START Data section
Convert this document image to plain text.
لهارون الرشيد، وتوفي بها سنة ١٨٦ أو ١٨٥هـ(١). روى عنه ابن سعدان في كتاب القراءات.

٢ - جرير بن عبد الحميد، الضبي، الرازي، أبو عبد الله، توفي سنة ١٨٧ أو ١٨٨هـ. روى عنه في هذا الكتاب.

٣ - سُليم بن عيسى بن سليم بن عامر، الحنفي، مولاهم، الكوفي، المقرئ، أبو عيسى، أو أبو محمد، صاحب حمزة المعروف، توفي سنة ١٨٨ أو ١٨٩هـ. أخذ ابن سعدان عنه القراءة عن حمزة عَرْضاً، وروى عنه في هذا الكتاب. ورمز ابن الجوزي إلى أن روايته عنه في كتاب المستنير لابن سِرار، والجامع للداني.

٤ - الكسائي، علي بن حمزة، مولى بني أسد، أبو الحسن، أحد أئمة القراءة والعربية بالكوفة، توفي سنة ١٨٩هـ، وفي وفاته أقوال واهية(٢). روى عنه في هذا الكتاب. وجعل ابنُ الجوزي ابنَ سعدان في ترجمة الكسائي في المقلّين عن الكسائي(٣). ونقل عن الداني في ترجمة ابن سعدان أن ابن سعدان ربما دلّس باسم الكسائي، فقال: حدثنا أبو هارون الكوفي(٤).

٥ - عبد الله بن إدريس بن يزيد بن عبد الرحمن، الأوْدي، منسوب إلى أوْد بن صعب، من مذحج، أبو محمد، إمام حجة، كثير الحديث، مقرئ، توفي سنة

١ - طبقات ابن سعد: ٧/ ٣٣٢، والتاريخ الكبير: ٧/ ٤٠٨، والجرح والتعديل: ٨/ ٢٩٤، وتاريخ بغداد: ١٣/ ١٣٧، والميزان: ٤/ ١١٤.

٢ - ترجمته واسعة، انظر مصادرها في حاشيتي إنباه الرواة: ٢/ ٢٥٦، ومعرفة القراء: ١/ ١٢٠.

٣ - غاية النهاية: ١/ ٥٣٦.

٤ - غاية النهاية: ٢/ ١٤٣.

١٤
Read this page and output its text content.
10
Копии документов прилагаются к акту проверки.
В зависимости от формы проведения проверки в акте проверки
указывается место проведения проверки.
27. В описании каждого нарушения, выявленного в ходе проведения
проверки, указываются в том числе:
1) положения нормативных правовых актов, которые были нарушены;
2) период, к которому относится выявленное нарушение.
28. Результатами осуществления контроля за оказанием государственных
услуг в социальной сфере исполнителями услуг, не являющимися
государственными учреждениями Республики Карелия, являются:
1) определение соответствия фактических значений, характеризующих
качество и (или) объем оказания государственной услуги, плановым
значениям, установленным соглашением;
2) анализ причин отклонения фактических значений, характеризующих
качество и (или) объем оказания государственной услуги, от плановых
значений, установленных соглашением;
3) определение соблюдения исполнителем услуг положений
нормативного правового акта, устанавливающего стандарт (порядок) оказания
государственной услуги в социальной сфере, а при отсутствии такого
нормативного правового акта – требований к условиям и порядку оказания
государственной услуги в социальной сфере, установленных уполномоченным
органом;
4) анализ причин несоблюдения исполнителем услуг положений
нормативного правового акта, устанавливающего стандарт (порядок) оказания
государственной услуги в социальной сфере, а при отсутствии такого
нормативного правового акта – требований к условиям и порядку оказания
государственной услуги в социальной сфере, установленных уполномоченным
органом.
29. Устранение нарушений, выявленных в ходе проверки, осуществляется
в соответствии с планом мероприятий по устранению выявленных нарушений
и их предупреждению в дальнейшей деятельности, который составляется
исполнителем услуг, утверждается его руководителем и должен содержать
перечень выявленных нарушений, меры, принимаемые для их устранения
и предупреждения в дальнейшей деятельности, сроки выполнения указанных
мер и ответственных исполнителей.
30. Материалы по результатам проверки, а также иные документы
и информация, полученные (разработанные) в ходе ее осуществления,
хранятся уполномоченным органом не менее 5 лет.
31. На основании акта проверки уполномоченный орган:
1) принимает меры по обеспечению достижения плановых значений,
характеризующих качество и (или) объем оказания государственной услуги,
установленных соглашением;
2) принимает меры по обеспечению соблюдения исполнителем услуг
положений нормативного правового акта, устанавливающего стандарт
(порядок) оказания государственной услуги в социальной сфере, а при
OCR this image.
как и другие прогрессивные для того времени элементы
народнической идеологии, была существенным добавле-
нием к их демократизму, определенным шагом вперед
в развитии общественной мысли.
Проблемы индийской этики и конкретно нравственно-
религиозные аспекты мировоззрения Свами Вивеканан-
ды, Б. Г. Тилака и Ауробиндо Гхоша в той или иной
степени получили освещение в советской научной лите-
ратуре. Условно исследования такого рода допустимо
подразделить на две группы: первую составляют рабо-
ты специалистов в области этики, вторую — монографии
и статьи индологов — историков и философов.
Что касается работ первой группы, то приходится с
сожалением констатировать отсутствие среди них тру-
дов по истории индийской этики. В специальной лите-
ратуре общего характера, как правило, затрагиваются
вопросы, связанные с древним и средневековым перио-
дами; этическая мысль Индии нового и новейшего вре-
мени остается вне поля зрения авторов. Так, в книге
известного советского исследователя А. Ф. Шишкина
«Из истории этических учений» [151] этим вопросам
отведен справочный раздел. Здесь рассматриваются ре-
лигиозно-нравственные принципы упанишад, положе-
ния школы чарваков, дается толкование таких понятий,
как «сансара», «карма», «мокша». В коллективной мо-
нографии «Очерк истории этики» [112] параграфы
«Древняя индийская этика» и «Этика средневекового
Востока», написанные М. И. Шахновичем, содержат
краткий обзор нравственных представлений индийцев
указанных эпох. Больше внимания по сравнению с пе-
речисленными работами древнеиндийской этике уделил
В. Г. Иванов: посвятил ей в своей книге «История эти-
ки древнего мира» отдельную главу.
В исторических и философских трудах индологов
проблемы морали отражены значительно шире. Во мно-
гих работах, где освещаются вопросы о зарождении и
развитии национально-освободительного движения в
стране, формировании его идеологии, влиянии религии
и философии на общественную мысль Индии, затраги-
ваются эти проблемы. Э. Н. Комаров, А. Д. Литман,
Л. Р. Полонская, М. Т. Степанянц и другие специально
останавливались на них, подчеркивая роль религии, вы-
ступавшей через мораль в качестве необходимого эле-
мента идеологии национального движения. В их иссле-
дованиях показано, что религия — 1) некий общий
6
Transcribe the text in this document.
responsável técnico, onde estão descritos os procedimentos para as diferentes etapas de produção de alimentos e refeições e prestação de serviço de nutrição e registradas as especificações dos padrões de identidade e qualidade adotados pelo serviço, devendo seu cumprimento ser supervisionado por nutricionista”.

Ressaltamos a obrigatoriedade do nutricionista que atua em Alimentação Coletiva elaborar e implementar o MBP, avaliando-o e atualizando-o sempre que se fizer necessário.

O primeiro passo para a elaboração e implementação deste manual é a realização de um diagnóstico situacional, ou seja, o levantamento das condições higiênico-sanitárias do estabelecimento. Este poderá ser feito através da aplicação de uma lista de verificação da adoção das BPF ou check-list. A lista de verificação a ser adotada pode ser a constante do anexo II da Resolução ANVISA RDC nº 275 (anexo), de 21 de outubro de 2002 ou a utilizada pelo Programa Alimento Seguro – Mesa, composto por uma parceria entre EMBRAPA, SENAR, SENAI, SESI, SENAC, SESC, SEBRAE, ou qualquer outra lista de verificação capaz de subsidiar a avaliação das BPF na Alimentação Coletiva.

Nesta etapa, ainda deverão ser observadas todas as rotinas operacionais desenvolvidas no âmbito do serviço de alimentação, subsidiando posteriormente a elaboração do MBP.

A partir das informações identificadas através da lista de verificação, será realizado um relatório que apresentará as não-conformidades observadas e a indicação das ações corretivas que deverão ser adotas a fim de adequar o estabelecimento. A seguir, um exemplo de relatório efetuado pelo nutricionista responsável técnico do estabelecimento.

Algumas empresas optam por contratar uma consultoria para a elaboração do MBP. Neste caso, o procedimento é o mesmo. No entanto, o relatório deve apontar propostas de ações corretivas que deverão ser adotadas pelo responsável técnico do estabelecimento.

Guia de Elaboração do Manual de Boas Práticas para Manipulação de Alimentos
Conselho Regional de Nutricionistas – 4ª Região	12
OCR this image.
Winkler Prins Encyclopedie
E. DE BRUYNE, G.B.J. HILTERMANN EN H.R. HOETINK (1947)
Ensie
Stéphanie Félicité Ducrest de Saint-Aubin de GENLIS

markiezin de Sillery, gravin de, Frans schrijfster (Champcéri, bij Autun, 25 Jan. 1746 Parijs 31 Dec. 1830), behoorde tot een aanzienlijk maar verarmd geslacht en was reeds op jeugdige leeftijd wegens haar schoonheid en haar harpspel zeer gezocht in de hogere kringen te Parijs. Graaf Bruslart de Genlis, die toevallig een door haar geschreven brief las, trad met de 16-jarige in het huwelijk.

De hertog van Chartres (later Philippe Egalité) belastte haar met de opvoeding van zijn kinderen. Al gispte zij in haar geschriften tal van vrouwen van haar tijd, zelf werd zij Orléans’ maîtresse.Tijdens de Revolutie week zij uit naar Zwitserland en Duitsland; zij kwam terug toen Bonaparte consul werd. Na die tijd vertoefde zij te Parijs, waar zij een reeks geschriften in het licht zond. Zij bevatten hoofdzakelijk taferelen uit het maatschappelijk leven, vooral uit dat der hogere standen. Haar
END Data section
(Work to do):
Note each line of the entries that has "الله" in it, and copy those lines.

(The answer):
٢ - جرير بن عبد الحميد، الضبي، الرازي، أبو عبد الله، توفي سنة ١٨٧ أو ١٨٨هـ. روى عنه في هذا الكتاب.
٥ - عبد الله بن إدريس بن يزيد بن عبد الرحمن، الأوْدي، منسوب إلى أوْد بن صعب، من مذحج، أبو محمد، إمام حجة، كثير الحديث، مقرئ، توفي سنة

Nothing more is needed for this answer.